> [CHALLENGE]:
Reproduce every line of the listing as written, apart from the pictures.

> [SUPPLIED INFORMATION]:
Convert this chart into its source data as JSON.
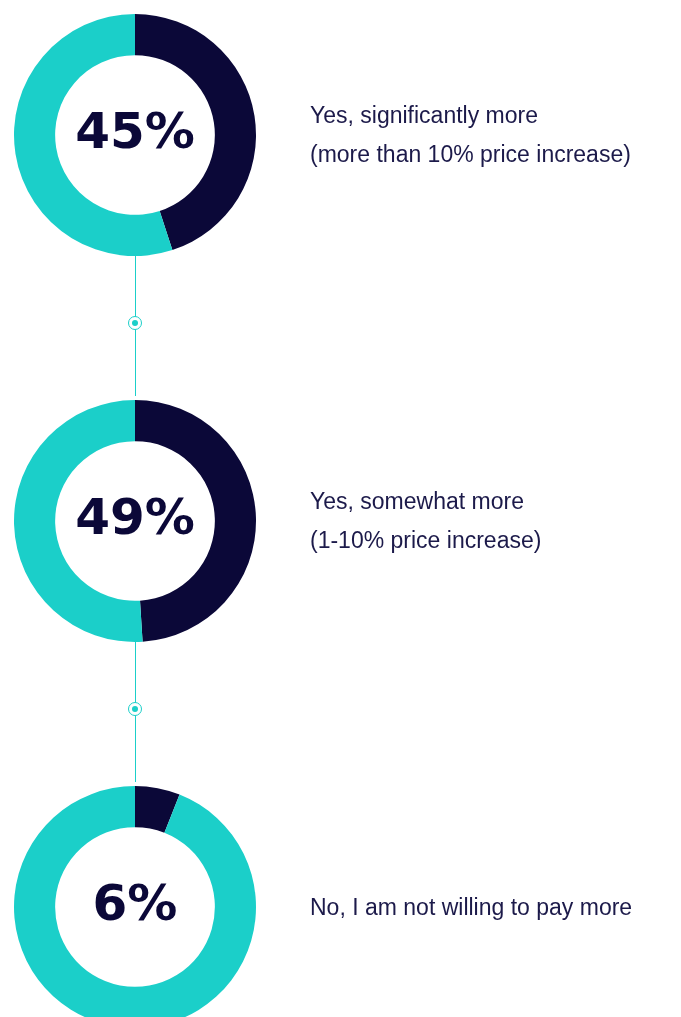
{
  "chart_data": [
    {
      "type": "donut",
      "title": "Yes, significantly more\n(more than 10% price increase)",
      "categories": [
        null,
        null
      ],
      "values": [
        45,
        55
      ],
      "colors": [
        "#0b0838",
        "#1bcfc9"
      ],
      "value_labels": [
        "45%",
        null
      ]
    },
    {
      "type": "donut",
      "title": "Yes, somewhat more\n(1-10% price increase)",
      "categories": [
        null,
        null
      ],
      "values": [
        49,
        51
      ],
      "colors": [
        "#0b0838",
        "#1bcfc9"
      ],
      "value_labels": [
        "49%",
        null
      ]
    },
    {
      "type": "donut",
      "title": "No, I am not willing to pay more",
      "categories": [
        null,
        null
      ],
      "values": [
        6,
        94
      ],
      "colors": [
        "#0b0838",
        "#1bcfc9"
      ],
      "value_labels": [
        "6%",
        null
      ]
    }
  ]
}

> [WRITTEN ANSWER]:
Convert this chart into its source data as JSON.
{
  "chart_data": [
    {
      "type": "donut",
      "title": "Yes, significantly more\n(more than 10% price increase)",
      "categories": [
        null,
        null
      ],
      "values": [
        45,
        55
      ],
      "colors": [
        "#0b0838",
        "#1bcfc9"
      ],
      "value_labels": [
        "45%",
        null
      ]
    },
    {
      "type": "donut",
      "title": "Yes, somewhat more\n(1-10% price increase)",
      "categories": [
        null,
        null
      ],
      "values": [
        49,
        51
      ],
      "colors": [
        "#0b0838",
        "#1bcfc9"
      ],
      "value_labels": [
        "49%",
        null
      ]
    },
    {
      "type": "donut",
      "title": "No, I am not willing to pay more",
      "categories": [
        null,
        null
      ],
      "values": [
        6,
        94
      ],
      "colors": [
        "#0b0838",
        "#1bcfc9"
      ],
      "value_labels": [
        "6%",
        null
      ]
    }
  ]
}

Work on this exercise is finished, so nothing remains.